(Extracted data entries)
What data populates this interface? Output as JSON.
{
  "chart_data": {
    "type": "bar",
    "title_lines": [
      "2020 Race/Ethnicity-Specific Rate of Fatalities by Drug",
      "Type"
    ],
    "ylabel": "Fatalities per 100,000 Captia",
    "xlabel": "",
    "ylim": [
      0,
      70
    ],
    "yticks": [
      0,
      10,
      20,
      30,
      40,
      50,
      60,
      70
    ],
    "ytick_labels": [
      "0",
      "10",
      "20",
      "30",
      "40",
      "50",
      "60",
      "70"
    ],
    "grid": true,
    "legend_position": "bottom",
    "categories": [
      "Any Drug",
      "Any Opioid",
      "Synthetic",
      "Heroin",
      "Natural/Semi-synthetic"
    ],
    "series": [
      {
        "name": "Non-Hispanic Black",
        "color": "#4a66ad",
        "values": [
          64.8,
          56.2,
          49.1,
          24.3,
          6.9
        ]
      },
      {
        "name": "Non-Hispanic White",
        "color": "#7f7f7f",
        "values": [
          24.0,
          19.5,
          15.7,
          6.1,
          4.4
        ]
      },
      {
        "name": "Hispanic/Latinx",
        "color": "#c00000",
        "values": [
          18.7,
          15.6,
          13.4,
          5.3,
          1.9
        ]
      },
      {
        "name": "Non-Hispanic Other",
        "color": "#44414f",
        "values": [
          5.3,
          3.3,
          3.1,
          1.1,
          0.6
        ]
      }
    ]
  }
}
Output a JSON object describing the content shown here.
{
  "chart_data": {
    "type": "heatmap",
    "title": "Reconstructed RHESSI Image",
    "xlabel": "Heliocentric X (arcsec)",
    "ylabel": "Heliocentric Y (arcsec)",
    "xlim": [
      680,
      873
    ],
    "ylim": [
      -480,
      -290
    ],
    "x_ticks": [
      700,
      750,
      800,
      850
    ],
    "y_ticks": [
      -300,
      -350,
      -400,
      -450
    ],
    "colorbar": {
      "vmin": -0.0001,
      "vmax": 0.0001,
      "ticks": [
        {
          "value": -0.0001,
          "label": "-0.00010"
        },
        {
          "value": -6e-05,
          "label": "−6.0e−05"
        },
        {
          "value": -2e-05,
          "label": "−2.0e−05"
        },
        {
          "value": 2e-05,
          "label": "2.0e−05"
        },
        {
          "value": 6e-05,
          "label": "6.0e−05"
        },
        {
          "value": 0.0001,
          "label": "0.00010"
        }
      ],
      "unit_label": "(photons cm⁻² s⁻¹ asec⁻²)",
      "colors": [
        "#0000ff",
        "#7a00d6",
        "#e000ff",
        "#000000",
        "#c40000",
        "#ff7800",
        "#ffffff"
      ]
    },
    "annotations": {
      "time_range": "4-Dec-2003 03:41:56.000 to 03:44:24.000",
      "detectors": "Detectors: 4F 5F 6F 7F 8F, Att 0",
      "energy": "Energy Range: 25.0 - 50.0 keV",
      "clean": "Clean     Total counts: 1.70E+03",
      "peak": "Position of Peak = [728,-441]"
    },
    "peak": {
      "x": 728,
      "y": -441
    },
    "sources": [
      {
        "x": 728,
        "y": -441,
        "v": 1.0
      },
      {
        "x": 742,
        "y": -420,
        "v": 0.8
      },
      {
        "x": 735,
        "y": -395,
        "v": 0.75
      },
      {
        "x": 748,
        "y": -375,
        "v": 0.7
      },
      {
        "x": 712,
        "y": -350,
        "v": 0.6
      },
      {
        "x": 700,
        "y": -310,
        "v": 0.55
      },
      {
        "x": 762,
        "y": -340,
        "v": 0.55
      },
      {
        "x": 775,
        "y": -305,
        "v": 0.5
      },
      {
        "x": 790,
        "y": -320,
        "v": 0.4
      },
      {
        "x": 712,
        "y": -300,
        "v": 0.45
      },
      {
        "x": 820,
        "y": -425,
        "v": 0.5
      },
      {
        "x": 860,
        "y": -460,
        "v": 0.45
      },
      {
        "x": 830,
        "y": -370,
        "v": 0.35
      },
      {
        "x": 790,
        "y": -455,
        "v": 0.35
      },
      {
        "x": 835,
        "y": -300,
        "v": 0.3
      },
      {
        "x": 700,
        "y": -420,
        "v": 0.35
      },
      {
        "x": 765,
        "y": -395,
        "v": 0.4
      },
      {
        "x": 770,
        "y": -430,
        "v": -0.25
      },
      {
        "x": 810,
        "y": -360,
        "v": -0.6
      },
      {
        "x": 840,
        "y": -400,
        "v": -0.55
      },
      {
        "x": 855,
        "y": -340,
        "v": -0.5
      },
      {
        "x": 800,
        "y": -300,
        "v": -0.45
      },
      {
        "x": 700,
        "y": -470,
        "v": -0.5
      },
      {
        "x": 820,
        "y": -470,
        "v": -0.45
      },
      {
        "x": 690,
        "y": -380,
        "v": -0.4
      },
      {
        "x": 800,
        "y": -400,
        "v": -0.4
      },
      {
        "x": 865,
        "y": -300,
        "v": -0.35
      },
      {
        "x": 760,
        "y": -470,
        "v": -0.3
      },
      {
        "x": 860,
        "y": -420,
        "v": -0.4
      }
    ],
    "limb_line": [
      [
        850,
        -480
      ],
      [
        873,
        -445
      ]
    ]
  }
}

▸ **Directive**: State only the number of lines in these entries that contain "JSON".

▸ **Output of the task**: 2